(WHAT TO PRODUCE):
Tally the lines that contain the string "triangle" and state that total without comment.

[Dataset rows about figures]
----

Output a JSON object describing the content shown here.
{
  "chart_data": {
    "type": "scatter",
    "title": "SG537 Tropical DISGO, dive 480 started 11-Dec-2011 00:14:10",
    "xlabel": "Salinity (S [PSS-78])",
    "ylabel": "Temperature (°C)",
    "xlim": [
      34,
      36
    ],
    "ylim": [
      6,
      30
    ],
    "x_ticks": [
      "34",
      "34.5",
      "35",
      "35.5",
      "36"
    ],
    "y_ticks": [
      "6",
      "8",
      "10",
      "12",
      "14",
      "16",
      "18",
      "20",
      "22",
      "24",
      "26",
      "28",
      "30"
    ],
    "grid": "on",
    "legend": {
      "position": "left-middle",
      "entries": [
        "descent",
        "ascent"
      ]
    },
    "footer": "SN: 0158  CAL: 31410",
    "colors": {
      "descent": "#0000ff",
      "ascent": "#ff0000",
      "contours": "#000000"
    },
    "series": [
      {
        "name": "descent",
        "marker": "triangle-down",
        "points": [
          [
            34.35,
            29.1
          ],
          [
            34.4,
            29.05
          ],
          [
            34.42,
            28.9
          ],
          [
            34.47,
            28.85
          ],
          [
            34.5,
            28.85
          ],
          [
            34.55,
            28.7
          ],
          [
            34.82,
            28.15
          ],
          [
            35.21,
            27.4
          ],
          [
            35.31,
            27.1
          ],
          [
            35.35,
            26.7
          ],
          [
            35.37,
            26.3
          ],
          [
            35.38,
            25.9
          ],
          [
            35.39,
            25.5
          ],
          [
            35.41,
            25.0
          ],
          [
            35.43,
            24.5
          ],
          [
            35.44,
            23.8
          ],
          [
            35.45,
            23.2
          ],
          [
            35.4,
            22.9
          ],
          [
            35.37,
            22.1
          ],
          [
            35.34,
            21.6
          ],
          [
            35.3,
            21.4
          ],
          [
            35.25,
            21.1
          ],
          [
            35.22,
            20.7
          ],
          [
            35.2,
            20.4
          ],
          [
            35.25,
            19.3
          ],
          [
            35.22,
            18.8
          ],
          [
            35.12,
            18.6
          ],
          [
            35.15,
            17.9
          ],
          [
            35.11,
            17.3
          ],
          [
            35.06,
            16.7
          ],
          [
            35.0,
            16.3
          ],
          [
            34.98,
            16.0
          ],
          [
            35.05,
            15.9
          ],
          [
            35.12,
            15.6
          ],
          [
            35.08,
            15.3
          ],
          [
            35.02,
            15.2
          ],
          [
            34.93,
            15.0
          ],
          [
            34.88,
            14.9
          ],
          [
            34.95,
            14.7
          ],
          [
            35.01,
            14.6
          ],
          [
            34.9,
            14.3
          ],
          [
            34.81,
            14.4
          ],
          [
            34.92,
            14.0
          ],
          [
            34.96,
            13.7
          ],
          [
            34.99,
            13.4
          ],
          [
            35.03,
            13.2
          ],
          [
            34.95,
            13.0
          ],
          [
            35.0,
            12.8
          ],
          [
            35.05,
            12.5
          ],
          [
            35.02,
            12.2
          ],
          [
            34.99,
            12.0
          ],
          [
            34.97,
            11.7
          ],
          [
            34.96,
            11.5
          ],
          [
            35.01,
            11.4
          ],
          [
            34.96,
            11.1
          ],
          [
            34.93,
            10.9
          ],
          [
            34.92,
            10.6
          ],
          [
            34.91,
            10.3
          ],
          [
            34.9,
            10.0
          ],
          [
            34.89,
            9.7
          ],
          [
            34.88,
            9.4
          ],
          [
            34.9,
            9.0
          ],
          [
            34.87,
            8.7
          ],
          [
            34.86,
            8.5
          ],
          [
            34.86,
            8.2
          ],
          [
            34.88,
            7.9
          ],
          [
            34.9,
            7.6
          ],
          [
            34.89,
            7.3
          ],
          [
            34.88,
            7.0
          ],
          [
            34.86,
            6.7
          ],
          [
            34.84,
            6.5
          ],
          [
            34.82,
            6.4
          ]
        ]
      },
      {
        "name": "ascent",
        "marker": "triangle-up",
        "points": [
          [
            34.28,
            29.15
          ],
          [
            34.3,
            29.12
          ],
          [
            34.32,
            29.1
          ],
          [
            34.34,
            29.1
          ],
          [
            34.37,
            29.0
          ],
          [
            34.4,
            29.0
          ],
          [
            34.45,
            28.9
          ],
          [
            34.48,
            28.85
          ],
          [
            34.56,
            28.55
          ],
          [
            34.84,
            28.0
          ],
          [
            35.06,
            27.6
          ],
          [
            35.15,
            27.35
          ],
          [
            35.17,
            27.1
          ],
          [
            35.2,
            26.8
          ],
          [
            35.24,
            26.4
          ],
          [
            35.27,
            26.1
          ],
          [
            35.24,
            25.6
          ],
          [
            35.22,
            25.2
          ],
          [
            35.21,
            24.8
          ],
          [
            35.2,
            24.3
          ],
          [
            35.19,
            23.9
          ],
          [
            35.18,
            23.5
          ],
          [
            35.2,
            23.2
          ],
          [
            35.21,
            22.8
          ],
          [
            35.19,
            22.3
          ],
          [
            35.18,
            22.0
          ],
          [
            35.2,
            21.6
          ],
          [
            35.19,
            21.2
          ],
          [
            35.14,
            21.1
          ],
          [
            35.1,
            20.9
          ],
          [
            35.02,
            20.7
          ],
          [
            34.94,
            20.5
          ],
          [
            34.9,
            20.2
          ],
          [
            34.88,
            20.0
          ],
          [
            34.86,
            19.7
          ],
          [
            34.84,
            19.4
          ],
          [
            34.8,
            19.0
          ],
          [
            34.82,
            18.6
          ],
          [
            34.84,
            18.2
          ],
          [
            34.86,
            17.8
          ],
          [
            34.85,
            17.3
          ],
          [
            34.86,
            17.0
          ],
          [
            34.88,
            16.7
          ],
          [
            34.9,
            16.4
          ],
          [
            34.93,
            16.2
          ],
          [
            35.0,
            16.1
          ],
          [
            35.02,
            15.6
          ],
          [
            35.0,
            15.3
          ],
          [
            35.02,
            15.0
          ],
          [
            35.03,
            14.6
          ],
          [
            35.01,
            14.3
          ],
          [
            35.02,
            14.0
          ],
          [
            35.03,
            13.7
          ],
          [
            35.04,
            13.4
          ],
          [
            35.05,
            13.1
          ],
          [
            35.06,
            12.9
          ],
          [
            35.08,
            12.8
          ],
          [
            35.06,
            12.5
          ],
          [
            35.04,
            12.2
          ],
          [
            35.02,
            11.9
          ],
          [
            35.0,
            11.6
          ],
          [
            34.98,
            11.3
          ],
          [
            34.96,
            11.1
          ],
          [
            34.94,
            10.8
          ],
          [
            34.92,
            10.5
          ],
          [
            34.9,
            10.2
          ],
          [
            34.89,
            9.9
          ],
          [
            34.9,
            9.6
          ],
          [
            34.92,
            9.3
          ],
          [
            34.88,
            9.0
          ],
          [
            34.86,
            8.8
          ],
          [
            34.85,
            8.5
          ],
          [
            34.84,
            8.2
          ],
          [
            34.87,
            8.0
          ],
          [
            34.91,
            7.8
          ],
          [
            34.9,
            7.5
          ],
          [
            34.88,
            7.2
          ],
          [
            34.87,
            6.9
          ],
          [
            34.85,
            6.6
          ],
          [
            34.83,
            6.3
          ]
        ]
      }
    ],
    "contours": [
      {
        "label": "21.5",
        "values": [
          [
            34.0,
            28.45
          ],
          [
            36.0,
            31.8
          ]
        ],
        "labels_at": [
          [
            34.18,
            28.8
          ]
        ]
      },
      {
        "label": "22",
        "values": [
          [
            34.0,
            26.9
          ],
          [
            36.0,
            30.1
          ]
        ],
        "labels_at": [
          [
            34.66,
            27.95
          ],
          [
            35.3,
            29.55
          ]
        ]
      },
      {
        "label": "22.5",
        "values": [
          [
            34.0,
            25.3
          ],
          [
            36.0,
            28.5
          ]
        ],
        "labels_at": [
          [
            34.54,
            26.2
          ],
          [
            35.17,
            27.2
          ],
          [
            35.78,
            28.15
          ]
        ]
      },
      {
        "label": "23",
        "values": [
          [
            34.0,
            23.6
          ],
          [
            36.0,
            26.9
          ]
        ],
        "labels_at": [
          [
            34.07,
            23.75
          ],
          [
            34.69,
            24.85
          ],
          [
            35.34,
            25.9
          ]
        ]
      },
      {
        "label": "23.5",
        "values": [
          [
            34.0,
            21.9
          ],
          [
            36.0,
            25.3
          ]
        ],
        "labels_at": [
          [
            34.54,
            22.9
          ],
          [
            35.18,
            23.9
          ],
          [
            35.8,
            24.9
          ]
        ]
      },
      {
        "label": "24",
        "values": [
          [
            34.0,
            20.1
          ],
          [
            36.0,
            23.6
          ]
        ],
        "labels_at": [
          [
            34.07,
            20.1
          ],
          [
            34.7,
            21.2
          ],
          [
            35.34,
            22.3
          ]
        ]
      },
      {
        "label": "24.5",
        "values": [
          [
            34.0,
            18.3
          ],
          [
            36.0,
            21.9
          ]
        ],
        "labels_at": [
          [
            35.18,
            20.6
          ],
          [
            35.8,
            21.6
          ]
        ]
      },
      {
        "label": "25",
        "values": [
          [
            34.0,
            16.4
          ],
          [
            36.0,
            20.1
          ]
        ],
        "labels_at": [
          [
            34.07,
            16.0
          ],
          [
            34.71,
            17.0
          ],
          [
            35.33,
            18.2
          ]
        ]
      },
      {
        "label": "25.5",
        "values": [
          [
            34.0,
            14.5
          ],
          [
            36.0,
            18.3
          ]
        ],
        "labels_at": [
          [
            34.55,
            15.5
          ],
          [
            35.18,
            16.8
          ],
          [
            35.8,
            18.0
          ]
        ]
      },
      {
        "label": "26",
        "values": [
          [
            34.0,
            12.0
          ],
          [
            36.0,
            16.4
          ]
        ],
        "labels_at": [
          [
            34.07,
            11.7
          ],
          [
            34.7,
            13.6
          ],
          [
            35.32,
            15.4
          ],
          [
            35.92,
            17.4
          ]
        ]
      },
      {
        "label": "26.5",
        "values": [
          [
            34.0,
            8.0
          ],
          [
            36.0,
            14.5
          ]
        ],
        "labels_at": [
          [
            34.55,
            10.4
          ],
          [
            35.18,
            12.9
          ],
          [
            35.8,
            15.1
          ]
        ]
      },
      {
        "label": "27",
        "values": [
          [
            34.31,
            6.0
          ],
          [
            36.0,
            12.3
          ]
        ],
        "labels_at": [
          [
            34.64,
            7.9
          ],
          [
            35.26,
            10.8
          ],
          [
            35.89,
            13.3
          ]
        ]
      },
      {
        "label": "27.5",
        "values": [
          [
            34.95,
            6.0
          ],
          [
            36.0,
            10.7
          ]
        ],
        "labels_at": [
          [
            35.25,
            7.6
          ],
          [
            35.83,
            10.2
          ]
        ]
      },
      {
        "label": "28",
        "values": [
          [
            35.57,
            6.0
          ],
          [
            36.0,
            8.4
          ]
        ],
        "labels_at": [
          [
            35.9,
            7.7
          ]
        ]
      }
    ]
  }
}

----

(RESPONSE):
2